EXERCISE REQUIREMENTS: Take all the material and copy it exactly.

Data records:

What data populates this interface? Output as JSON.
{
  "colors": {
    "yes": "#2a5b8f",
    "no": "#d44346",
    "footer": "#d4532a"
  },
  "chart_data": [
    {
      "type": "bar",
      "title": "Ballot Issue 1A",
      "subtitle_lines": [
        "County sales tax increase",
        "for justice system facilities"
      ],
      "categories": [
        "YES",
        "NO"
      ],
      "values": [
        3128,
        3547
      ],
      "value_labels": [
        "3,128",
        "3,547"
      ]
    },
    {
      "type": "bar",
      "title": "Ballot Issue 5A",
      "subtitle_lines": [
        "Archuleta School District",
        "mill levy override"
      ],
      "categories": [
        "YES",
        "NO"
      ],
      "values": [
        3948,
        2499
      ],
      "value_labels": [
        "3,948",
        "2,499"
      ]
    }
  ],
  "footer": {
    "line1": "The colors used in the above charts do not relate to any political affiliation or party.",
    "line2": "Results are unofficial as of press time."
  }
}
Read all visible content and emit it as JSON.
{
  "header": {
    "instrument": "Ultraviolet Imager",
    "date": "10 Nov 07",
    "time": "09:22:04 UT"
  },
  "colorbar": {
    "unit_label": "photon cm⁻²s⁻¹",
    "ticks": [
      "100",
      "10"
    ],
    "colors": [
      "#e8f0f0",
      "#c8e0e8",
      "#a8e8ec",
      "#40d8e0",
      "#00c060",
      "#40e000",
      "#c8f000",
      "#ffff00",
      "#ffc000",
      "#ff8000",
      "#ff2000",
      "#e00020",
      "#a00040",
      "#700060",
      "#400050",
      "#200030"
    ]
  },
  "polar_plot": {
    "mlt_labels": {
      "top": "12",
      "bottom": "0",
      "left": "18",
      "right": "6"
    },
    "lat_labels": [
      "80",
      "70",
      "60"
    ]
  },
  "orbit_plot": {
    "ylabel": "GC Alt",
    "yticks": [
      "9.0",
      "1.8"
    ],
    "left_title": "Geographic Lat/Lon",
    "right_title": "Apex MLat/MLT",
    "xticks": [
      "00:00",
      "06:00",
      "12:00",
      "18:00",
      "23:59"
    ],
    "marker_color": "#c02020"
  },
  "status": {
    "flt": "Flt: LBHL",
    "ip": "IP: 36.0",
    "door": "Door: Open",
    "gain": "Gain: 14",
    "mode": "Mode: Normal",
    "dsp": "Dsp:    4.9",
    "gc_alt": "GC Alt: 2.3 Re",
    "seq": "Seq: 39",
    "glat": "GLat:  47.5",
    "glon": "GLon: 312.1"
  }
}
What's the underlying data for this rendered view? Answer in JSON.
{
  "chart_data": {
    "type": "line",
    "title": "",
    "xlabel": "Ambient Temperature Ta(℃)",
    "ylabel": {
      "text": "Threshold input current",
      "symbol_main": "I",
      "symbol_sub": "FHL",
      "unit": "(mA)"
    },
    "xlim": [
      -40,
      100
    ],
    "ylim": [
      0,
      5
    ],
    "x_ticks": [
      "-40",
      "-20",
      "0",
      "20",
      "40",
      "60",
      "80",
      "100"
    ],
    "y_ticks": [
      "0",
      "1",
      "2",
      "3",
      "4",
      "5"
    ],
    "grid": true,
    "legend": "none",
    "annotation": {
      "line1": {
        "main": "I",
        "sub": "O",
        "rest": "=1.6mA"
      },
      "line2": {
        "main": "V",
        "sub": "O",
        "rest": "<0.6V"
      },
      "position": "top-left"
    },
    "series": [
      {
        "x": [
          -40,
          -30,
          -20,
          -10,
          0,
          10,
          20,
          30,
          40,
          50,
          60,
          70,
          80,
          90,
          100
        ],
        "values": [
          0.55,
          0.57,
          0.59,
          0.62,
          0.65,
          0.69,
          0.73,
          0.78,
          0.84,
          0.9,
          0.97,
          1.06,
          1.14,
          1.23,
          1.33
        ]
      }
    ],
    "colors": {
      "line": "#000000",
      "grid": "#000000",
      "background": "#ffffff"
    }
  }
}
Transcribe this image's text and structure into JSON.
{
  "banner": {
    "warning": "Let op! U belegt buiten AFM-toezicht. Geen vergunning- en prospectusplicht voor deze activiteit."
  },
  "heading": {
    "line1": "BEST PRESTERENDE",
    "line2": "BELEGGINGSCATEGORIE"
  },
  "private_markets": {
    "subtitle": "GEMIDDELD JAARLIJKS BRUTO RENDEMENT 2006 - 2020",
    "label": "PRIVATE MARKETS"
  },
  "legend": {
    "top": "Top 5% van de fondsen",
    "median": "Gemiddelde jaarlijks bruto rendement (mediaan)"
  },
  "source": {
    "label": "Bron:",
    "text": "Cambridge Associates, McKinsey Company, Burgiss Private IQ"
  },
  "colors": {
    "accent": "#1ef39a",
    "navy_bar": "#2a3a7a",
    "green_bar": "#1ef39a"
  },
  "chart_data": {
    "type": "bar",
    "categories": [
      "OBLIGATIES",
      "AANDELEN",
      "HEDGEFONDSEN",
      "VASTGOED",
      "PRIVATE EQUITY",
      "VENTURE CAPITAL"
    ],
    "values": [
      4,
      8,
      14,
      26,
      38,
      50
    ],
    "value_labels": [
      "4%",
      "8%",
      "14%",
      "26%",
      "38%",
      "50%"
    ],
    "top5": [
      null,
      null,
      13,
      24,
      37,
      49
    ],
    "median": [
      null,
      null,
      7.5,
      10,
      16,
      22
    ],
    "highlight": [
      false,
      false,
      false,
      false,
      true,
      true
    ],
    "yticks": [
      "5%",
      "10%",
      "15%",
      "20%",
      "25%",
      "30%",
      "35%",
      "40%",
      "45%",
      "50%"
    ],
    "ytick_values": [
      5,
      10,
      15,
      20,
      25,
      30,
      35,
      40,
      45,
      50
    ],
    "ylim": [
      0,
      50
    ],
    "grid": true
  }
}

COMPLETED EXERCISE:
What data populates this interface? Output as JSON.
{
  "colors": {
    "yes": "#2a5b8f",
    "no": "#d44346",
    "footer": "#d4532a"
  },
  "chart_data": [
    {
      "type": "bar",
      "title": "Ballot Issue 1A",
      "subtitle_lines": [
        "County sales tax increase",
        "for justice system facilities"
      ],
      "categories": [
        "YES",
        "NO"
      ],
      "values": [
        3128,
        3547
      ],
      "value_labels": [
        "3,128",
        "3,547"
      ]
    },
    {
      "type": "bar",
      "title": "Ballot Issue 5A",
      "subtitle_lines": [
        "Archuleta School District",
        "mill levy override"
      ],
      "categories": [
        "YES",
        "NO"
      ],
      "values": [
        3948,
        2499
      ],
      "value_labels": [
        "3,948",
        "2,499"
      ]
    }
  ],
  "footer": {
    "line1": "The colors used in the above charts do not relate to any political affiliation or party.",
    "line2": "Results are unofficial as of press time."
  }
}
Read all visible content and emit it as JSON.
{
  "header": {
    "instrument": "Ultraviolet Imager",
    "date": "10 Nov 07",
    "time": "09:22:04 UT"
  },
  "colorbar": {
    "unit_label": "photon cm⁻²s⁻¹",
    "ticks": [
      "100",
      "10"
    ],
    "colors": [
      "#e8f0f0",
      "#c8e0e8",
      "#a8e8ec",
      "#40d8e0",
      "#00c060",
      "#40e000",
      "#c8f000",
      "#ffff00",
      "#ffc000",
      "#ff8000",
      "#ff2000",
      "#e00020",
      "#a00040",
      "#700060",
      "#400050",
      "#200030"
    ]
  },
  "polar_plot": {
    "mlt_labels": {
      "top": "12",
      "bottom": "0",
      "left": "18",
      "right": "6"
    },
    "lat_labels": [
      "80",
      "70",
      "60"
    ]
  },
  "orbit_plot": {
    "ylabel": "GC Alt",
    "yticks": [
      "9.0",
      "1.8"
    ],
    "left_title": "Geographic Lat/Lon",
    "right_title": "Apex MLat/MLT",
    "xticks": [
      "00:00",
      "06:00",
      "12:00",
      "18:00",
      "23:59"
    ],
    "marker_color": "#c02020"
  },
  "status": {
    "flt": "Flt: LBHL",
    "ip": "IP: 36.0",
    "door": "Door: Open",
    "gain": "Gain: 14",
    "mode": "Mode: Normal",
    "dsp": "Dsp:    4.9",
    "gc_alt": "GC Alt: 2.3 Re",
    "seq": "Seq: 39",
    "glat": "GLat:  47.5",
    "glon": "GLon: 312.1"
  }
}
What's the underlying data for this rendered view? Answer in JSON.
{
  "chart_data": {
    "type": "line",
    "title": "",
    "xlabel": "Ambient Temperature Ta(℃)",
    "ylabel": {
      "text": "Threshold input current",
      "symbol_main": "I",
      "symbol_sub": "FHL",
      "unit": "(mA)"
    },
    "xlim": [
      -40,
      100
    ],
    "ylim": [
      0,
      5
    ],
    "x_ticks": [
      "-40",
      "-20",
      "0",
      "20",
      "40",
      "60",
      "80",
      "100"
    ],
    "y_ticks": [
      "0",
      "1",
      "2",
      "3",
      "4",
      "5"
    ],
    "grid": true,
    "legend": "none",
    "annotation": {
      "line1": {
        "main": "I",
        "sub": "O",
        "rest": "=1.6mA"
      },
      "line2": {
        "main": "V",
        "sub": "O",
        "rest": "<0.6V"
      },
      "position": "top-left"
    },
    "series": [
      {
        "x": [
          -40,
          -30,
          -20,
          -10,
          0,
          10,
          20,
          30,
          40,
          50,
          60,
          70,
          80,
          90,
          100
        ],
        "values": [
          0.55,
          0.57,
          0.59,
          0.62,
          0.65,
          0.69,
          0.73,
          0.78,
          0.84,
          0.9,
          0.97,
          1.06,
          1.14,
          1.23,
          1.33
        ]
      }
    ],
    "colors": {
      "line": "#000000",
      "grid": "#000000",
      "background": "#ffffff"
    }
  }
}
Transcribe this image's text and structure into JSON.
{
  "banner": {
    "warning": "Let op! U belegt buiten AFM-toezicht. Geen vergunning- en prospectusplicht voor deze activiteit."
  },
  "heading": {
    "line1": "BEST PRESTERENDE",
    "line2": "BELEGGINGSCATEGORIE"
  },
  "private_markets": {
    "subtitle": "GEMIDDELD JAARLIJKS BRUTO RENDEMENT 2006 - 2020",
    "label": "PRIVATE MARKETS"
  },
  "legend": {
    "top": "Top 5% van de fondsen",
    "median": "Gemiddelde jaarlijks bruto rendement (mediaan)"
  },
  "source": {
    "label": "Bron:",
    "text": "Cambridge Associates, McKinsey Company, Burgiss Private IQ"
  },
  "colors": {
    "accent": "#1ef39a",
    "navy_bar": "#2a3a7a",
    "green_bar": "#1ef39a"
  },
  "chart_data": {
    "type": "bar",
    "categories": [
      "OBLIGATIES",
      "AANDELEN",
      "HEDGEFONDSEN",
      "VASTGOED",
      "PRIVATE EQUITY",
      "VENTURE CAPITAL"
    ],
    "values": [
      4,
      8,
      14,
      26,
      38,
      50
    ],
    "value_labels": [
      "4%",
      "8%",
      "14%",
      "26%",
      "38%",
      "50%"
    ],
    "top5": [
      null,
      null,
      13,
      24,
      37,
      49
    ],
    "median": [
      null,
      null,
      7.5,
      10,
      16,
      22
    ],
    "highlight": [
      false,
      false,
      false,
      false,
      true,
      true
    ],
    "yticks": [
      "5%",
      "10%",
      "15%",
      "20%",
      "25%",
      "30%",
      "35%",
      "40%",
      "45%",
      "50%"
    ],
    "ytick_values": [
      5,
      10,
      15,
      20,
      25,
      30,
      35,
      40,
      45,
      50
    ],
    "ylim": [
      0,
      50
    ],
    "grid": true
  }
}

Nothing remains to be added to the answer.